WHAT YOU HAVE TO DO » Every entry below must be repeated exactly; skip the pictures.

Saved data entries
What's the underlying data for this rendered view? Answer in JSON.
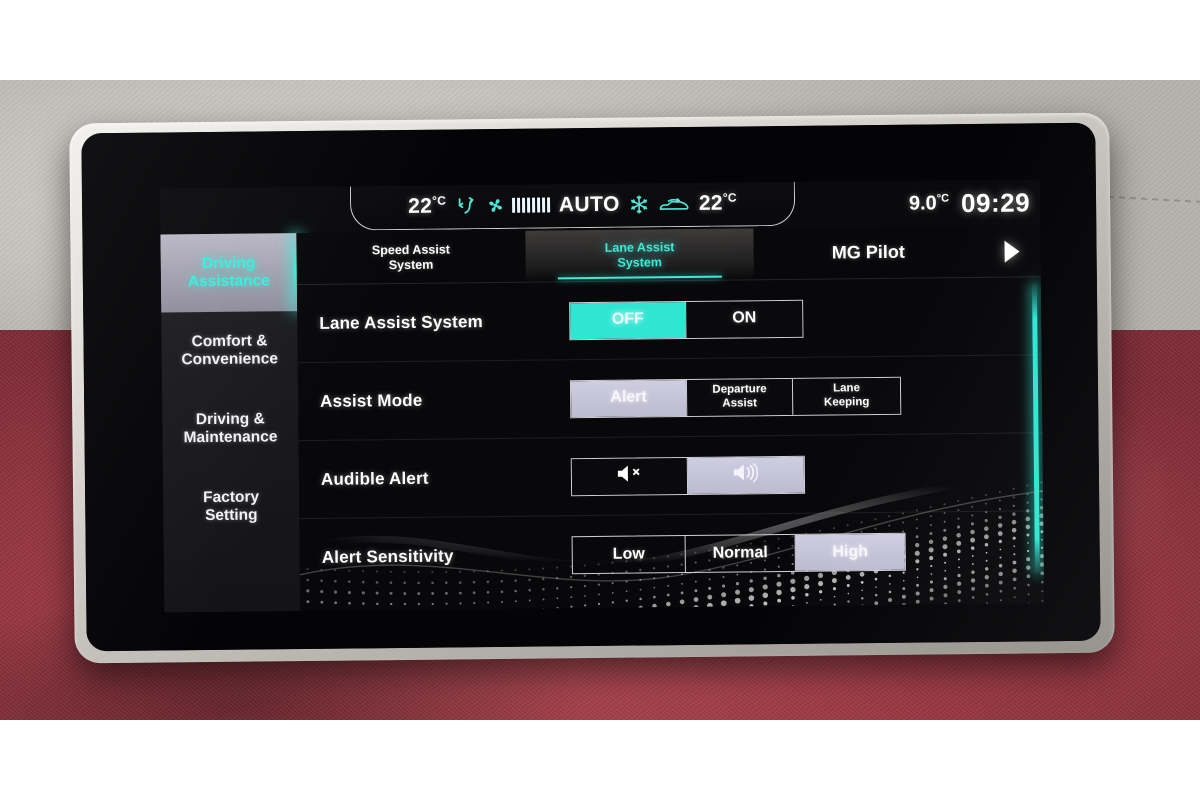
{
  "status_bar": {
    "cabin_temp_left": "22",
    "cabin_temp_left_unit": "°C",
    "airflow_icon": "airflow-direction-icon",
    "fan_icon": "fan-icon",
    "fan_level_bars": 8,
    "auto_label": "AUTO",
    "ac_icon": "snowflake-icon",
    "recirculation_icon": "air-recirculation-car-icon",
    "cabin_temp_right": "22",
    "cabin_temp_right_unit": "°C",
    "outside_temp": "9.0",
    "outside_temp_unit": "°C",
    "clock": "09:29"
  },
  "sidebar": {
    "items": [
      {
        "label_line1": "Driving",
        "label_line2": "Assistance",
        "active": true
      },
      {
        "label_line1": "Comfort &",
        "label_line2": "Convenience",
        "active": false
      },
      {
        "label_line1": "Driving &",
        "label_line2": "Maintenance",
        "active": false
      },
      {
        "label_line1": "Factory",
        "label_line2": "Setting",
        "active": false
      }
    ]
  },
  "tabs": {
    "items": [
      {
        "line1": "Speed Assist",
        "line2": "System",
        "active": false
      },
      {
        "line1": "Lane Assist",
        "line2": "System",
        "active": true
      },
      {
        "line1": "MG Pilot",
        "line2": "",
        "active": false
      }
    ],
    "next_arrow_icon": "next-arrow-icon"
  },
  "settings": {
    "rows": [
      {
        "label": "Lane Assist System",
        "options": [
          {
            "text": "OFF",
            "selected": true,
            "style": "cyan"
          },
          {
            "text": "ON",
            "selected": false,
            "style": "dark"
          }
        ]
      },
      {
        "label": "Assist Mode",
        "options": [
          {
            "text": "Alert",
            "selected": true,
            "style": "lavender"
          },
          {
            "line1": "Departure",
            "line2": "Assist",
            "selected": false,
            "style": "dark"
          },
          {
            "line1": "Lane",
            "line2": "Keeping",
            "selected": false,
            "style": "dark"
          }
        ]
      },
      {
        "label": "Audible Alert",
        "options": [
          {
            "icon": "speaker-mute-icon",
            "selected": false,
            "style": "dark"
          },
          {
            "icon": "speaker-on-icon",
            "selected": true,
            "style": "lavender"
          }
        ]
      },
      {
        "label": "Alert Sensitivity",
        "options": [
          {
            "text": "Low",
            "selected": false,
            "style": "dark"
          },
          {
            "text": "Normal",
            "selected": false,
            "style": "dark"
          },
          {
            "text": "High",
            "selected": true,
            "style": "lavender"
          }
        ]
      }
    ]
  },
  "colors": {
    "accent_cyan": "#2fe6d2",
    "selected_lavender": "#c7c5da",
    "screen_background": "#08080a",
    "text_primary": "#ffffff"
  },
  "scrollbar": {
    "name": "vertical-scrollbar",
    "color": "#2fe6d2"
  }
}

EXERCISE OUTPUT »
What's the underlying data for this rendered view? Answer in JSON.
{
  "status_bar": {
    "cabin_temp_left": "22",
    "cabin_temp_left_unit": "°C",
    "airflow_icon": "airflow-direction-icon",
    "fan_icon": "fan-icon",
    "fan_level_bars": 8,
    "auto_label": "AUTO",
    "ac_icon": "snowflake-icon",
    "recirculation_icon": "air-recirculation-car-icon",
    "cabin_temp_right": "22",
    "cabin_temp_right_unit": "°C",
    "outside_temp": "9.0",
    "outside_temp_unit": "°C",
    "clock": "09:29"
  },
  "sidebar": {
    "items": [
      {
        "label_line1": "Driving",
        "label_line2": "Assistance",
        "active": true
      },
      {
        "label_line1": "Comfort &",
        "label_line2": "Convenience",
        "active": false
      },
      {
        "label_line1": "Driving &",
        "label_line2": "Maintenance",
        "active": false
      },
      {
        "label_line1": "Factory",
        "label_line2": "Setting",
        "active": false
      }
    ]
  },
  "tabs": {
    "items": [
      {
        "line1": "Speed Assist",
        "line2": "System",
        "active": false
      },
      {
        "line1": "Lane Assist",
        "line2": "System",
        "active": true
      },
      {
        "line1": "MG Pilot",
        "line2": "",
        "active": false
      }
    ],
    "next_arrow_icon": "next-arrow-icon"
  },
  "settings": {
    "rows": [
      {
        "label": "Lane Assist System",
        "options": [
          {
            "text": "OFF",
            "selected": true,
            "style": "cyan"
          },
          {
            "text": "ON",
            "selected": false,
            "style": "dark"
          }
        ]
      },
      {
        "label": "Assist Mode",
        "options": [
          {
            "text": "Alert",
            "selected": true,
            "style": "lavender"
          },
          {
            "line1": "Departure",
            "line2": "Assist",
            "selected": false,
            "style": "dark"
          },
          {
            "line1": "Lane",
            "line2": "Keeping",
            "selected": false,
            "style": "dark"
          }
        ]
      },
      {
        "label": "Audible Alert",
        "options": [
          {
            "icon": "speaker-mute-icon",
            "selected": false,
            "style": "dark"
          },
          {
            "icon": "speaker-on-icon",
            "selected": true,
            "style": "lavender"
          }
        ]
      },
      {
        "label": "Alert Sensitivity",
        "options": [
          {
            "text": "Low",
            "selected": false,
            "style": "dark"
          },
          {
            "text": "Normal",
            "selected": false,
            "style": "dark"
          },
          {
            "text": "High",
            "selected": true,
            "style": "lavender"
          }
        ]
      }
    ]
  },
  "colors": {
    "accent_cyan": "#2fe6d2",
    "selected_lavender": "#c7c5da",
    "screen_background": "#08080a",
    "text_primary": "#ffffff"
  },
  "scrollbar": {
    "name": "vertical-scrollbar",
    "color": "#2fe6d2"
  }
}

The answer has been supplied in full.